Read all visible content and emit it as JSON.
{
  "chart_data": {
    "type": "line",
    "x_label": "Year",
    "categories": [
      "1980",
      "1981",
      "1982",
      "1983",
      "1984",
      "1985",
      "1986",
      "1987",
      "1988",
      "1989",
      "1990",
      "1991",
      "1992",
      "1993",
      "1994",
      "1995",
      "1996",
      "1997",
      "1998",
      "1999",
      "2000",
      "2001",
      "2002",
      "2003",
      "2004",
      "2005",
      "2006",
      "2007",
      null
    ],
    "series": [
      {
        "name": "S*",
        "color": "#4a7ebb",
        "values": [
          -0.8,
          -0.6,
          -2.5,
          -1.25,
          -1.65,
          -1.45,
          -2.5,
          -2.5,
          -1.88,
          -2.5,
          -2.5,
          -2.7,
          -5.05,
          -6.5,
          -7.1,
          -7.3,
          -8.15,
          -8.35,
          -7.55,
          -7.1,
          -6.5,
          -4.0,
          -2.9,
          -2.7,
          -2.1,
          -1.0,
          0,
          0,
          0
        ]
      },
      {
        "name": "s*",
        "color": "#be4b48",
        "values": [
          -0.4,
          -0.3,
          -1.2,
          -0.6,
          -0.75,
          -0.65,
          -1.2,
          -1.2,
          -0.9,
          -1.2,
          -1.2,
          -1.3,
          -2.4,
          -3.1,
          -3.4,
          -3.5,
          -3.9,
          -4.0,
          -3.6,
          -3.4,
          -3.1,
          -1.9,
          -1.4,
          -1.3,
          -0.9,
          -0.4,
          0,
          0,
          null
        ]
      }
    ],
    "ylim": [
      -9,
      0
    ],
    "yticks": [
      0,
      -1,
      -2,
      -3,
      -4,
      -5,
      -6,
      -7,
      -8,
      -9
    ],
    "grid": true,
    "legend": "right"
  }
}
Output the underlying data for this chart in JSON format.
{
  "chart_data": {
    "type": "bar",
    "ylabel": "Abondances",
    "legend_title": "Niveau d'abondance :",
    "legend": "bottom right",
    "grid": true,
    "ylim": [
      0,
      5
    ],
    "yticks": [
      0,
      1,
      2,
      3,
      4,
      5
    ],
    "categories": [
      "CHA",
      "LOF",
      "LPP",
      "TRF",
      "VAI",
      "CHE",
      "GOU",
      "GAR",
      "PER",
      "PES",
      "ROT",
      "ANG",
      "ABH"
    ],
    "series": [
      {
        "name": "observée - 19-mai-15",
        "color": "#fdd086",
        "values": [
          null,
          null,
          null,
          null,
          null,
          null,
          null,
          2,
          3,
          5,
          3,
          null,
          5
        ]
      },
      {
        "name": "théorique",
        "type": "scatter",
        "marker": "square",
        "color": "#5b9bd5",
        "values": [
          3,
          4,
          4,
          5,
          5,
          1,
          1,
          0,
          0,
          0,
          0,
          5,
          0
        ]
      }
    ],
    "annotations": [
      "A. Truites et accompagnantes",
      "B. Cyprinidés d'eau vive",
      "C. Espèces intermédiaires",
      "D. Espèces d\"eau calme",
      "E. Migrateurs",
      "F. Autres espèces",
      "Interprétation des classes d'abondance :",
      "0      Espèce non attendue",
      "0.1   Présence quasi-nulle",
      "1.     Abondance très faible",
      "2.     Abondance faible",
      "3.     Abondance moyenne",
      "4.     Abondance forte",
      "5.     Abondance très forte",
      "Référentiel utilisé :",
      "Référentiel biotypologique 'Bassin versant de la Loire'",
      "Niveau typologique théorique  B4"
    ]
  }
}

---

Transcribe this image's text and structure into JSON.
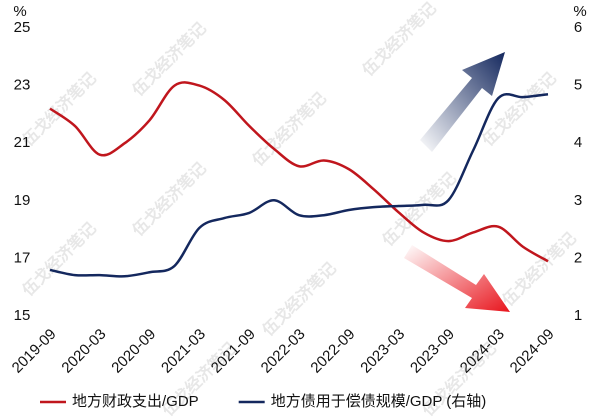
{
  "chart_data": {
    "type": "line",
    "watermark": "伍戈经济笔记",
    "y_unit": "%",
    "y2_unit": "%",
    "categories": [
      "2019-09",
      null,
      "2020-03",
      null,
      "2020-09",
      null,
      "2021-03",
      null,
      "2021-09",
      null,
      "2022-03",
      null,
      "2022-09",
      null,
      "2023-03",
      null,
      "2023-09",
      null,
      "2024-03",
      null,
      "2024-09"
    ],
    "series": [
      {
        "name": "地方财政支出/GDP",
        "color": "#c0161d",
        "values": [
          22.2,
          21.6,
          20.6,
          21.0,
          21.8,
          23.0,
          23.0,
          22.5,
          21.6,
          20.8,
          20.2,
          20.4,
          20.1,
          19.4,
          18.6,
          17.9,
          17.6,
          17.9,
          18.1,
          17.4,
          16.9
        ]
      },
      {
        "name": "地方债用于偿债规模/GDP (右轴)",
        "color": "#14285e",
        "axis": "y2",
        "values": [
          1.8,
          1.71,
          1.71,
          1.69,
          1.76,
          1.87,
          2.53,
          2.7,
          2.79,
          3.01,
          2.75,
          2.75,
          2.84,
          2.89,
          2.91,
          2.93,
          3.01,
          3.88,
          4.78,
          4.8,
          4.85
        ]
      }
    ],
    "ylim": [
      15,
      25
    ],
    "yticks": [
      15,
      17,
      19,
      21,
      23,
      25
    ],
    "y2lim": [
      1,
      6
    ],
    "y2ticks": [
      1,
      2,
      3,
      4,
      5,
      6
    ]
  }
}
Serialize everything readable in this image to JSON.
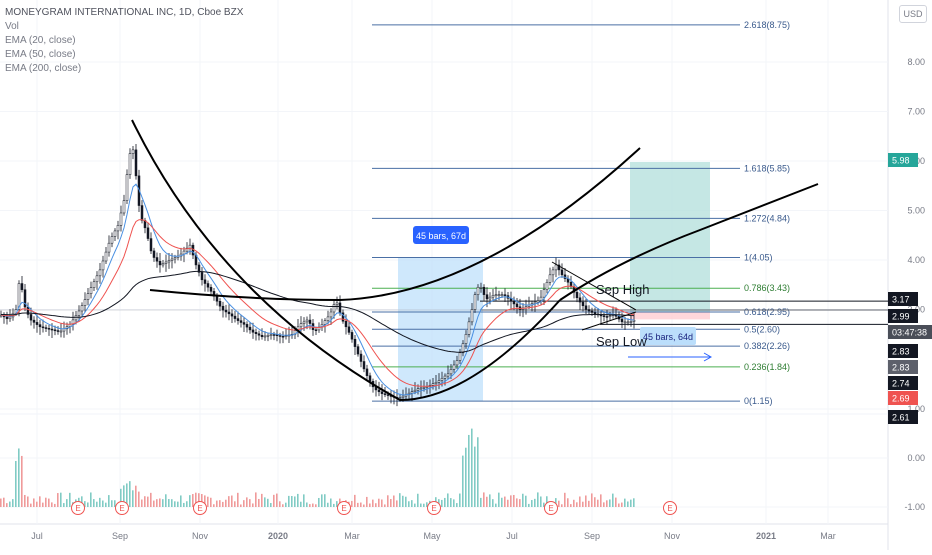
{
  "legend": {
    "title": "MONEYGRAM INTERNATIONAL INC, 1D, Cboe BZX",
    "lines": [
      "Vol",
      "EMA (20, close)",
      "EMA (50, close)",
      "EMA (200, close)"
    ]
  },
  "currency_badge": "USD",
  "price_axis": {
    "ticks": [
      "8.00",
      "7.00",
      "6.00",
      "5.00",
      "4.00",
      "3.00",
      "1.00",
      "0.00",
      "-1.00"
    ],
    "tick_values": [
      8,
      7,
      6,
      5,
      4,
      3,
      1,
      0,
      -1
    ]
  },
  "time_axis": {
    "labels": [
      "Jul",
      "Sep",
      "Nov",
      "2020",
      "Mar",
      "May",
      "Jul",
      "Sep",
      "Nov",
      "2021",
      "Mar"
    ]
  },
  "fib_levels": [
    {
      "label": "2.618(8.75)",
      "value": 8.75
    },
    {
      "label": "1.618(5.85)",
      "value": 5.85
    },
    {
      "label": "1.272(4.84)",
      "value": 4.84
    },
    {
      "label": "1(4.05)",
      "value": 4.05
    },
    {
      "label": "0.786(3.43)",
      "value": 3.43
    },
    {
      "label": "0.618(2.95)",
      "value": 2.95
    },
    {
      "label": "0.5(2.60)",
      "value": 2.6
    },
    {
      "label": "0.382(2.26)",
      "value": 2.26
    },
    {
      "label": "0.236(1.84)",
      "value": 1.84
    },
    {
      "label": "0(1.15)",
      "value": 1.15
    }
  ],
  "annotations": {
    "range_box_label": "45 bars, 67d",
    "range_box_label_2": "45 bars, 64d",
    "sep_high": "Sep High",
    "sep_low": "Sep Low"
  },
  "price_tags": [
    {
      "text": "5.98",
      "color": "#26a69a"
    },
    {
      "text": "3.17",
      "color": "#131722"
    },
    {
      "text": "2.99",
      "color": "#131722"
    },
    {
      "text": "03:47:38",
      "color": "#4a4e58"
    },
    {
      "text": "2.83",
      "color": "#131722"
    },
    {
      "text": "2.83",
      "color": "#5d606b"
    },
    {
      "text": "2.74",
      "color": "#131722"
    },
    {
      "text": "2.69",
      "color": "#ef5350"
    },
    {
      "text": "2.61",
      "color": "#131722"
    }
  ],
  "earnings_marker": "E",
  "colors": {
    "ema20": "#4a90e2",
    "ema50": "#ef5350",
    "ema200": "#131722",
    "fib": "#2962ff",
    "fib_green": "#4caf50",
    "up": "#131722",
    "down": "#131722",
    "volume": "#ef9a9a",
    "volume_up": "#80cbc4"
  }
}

---

*DIRECTIONS FOR THIS TASK*
Filter out every line that lacks the word "très", and copy the rest.

*THE RESULT*
      "1.     Abondance très faible",
      "5.     Abondance très forte",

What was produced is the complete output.